-- start --

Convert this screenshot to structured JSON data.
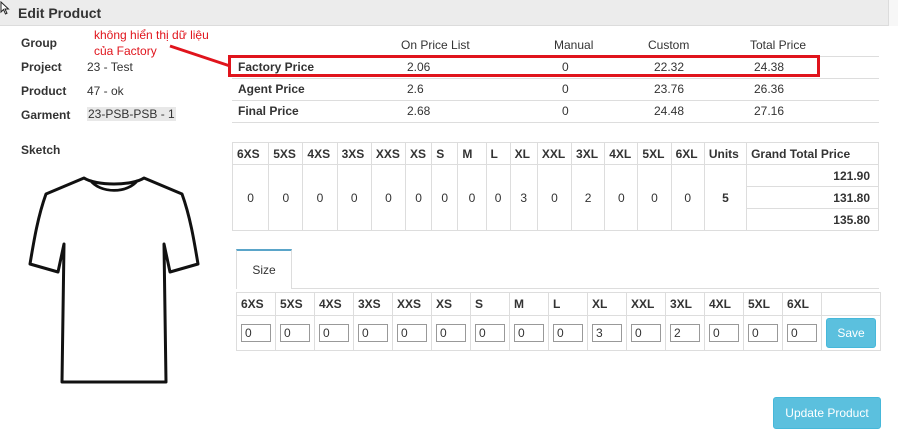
{
  "header": {
    "title": "Edit Product"
  },
  "fields": {
    "group_label": "Group",
    "project_label": "Project",
    "project_value": "23 - Test",
    "product_label": "Product",
    "product_value": "47 - ok",
    "garment_label": "Garment",
    "garment_value": "23-PSB-PSB - 1",
    "sketch_label": "Sketch"
  },
  "annotation": {
    "line1": "không hiển thị dữ liệu",
    "line2": "của Factory",
    "color": "#e0141c"
  },
  "prices": {
    "headers": [
      "",
      "On Price List",
      "Manual",
      "Custom",
      "Total Price"
    ],
    "rows": [
      {
        "label": "Factory Price",
        "on_price_list": "2.06",
        "manual": "0",
        "custom": "22.32",
        "total": "24.38"
      },
      {
        "label": "Agent Price",
        "on_price_list": "2.6",
        "manual": "0",
        "custom": "23.76",
        "total": "26.36"
      },
      {
        "label": "Final Price",
        "on_price_list": "2.68",
        "manual": "0",
        "custom": "24.48",
        "total": "27.16"
      }
    ]
  },
  "quantities": {
    "headers": [
      "6XS",
      "5XS",
      "4XS",
      "3XS",
      "XXS",
      "XS",
      "S",
      "M",
      "L",
      "XL",
      "XXL",
      "3XL",
      "4XL",
      "5XL",
      "6XL",
      "Units",
      "Grand Total Price"
    ],
    "values": [
      "0",
      "0",
      "0",
      "0",
      "0",
      "0",
      "0",
      "0",
      "0",
      "3",
      "0",
      "2",
      "0",
      "0",
      "0"
    ],
    "units": "5",
    "grand_totals": [
      "121.90",
      "131.80",
      "135.80"
    ]
  },
  "size_tab": {
    "label": "Size"
  },
  "size_inputs": {
    "headers": [
      "6XS",
      "5XS",
      "4XS",
      "3XS",
      "XXS",
      "XS",
      "S",
      "M",
      "L",
      "XL",
      "XXL",
      "3XL",
      "4XL",
      "5XL",
      "6XL"
    ],
    "values": [
      "0",
      "0",
      "0",
      "0",
      "0",
      "0",
      "0",
      "0",
      "0",
      "3",
      "0",
      "2",
      "0",
      "0",
      "0"
    ],
    "save_label": "Save"
  },
  "actions": {
    "update_label": "Update Product"
  },
  "colors": {
    "accent": "#5bc0de",
    "highlight": "#e0141c",
    "header_bg": "#ececec"
  }
}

-- end --

• **Problem details**:
Print every entry above again without changing a word, and omit the pictures.

• **Exercise output**:
Convert this screenshot to structured JSON data.
{
  "header": {
    "title": "Edit Product"
  },
  "fields": {
    "group_label": "Group",
    "project_label": "Project",
    "project_value": "23 - Test",
    "product_label": "Product",
    "product_value": "47 - ok",
    "garment_label": "Garment",
    "garment_value": "23-PSB-PSB - 1",
    "sketch_label": "Sketch"
  },
  "annotation": {
    "line1": "không hiển thị dữ liệu",
    "line2": "của Factory",
    "color": "#e0141c"
  },
  "prices": {
    "headers": [
      "",
      "On Price List",
      "Manual",
      "Custom",
      "Total Price"
    ],
    "rows": [
      {
        "label": "Factory Price",
        "on_price_list": "2.06",
        "manual": "0",
        "custom": "22.32",
        "total": "24.38"
      },
      {
        "label": "Agent Price",
        "on_price_list": "2.6",
        "manual": "0",
        "custom": "23.76",
        "total": "26.36"
      },
      {
        "label": "Final Price",
        "on_price_list": "2.68",
        "manual": "0",
        "custom": "24.48",
        "total": "27.16"
      }
    ]
  },
  "quantities": {
    "headers": [
      "6XS",
      "5XS",
      "4XS",
      "3XS",
      "XXS",
      "XS",
      "S",
      "M",
      "L",
      "XL",
      "XXL",
      "3XL",
      "4XL",
      "5XL",
      "6XL",
      "Units",
      "Grand Total Price"
    ],
    "values": [
      "0",
      "0",
      "0",
      "0",
      "0",
      "0",
      "0",
      "0",
      "0",
      "3",
      "0",
      "2",
      "0",
      "0",
      "0"
    ],
    "units": "5",
    "grand_totals": [
      "121.90",
      "131.80",
      "135.80"
    ]
  },
  "size_tab": {
    "label": "Size"
  },
  "size_inputs": {
    "headers": [
      "6XS",
      "5XS",
      "4XS",
      "3XS",
      "XXS",
      "XS",
      "S",
      "M",
      "L",
      "XL",
      "XXL",
      "3XL",
      "4XL",
      "5XL",
      "6XL"
    ],
    "values": [
      "0",
      "0",
      "0",
      "0",
      "0",
      "0",
      "0",
      "0",
      "0",
      "3",
      "0",
      "2",
      "0",
      "0",
      "0"
    ],
    "save_label": "Save"
  },
  "actions": {
    "update_label": "Update Product"
  },
  "colors": {
    "accent": "#5bc0de",
    "highlight": "#e0141c",
    "header_bg": "#ececec"
  }
}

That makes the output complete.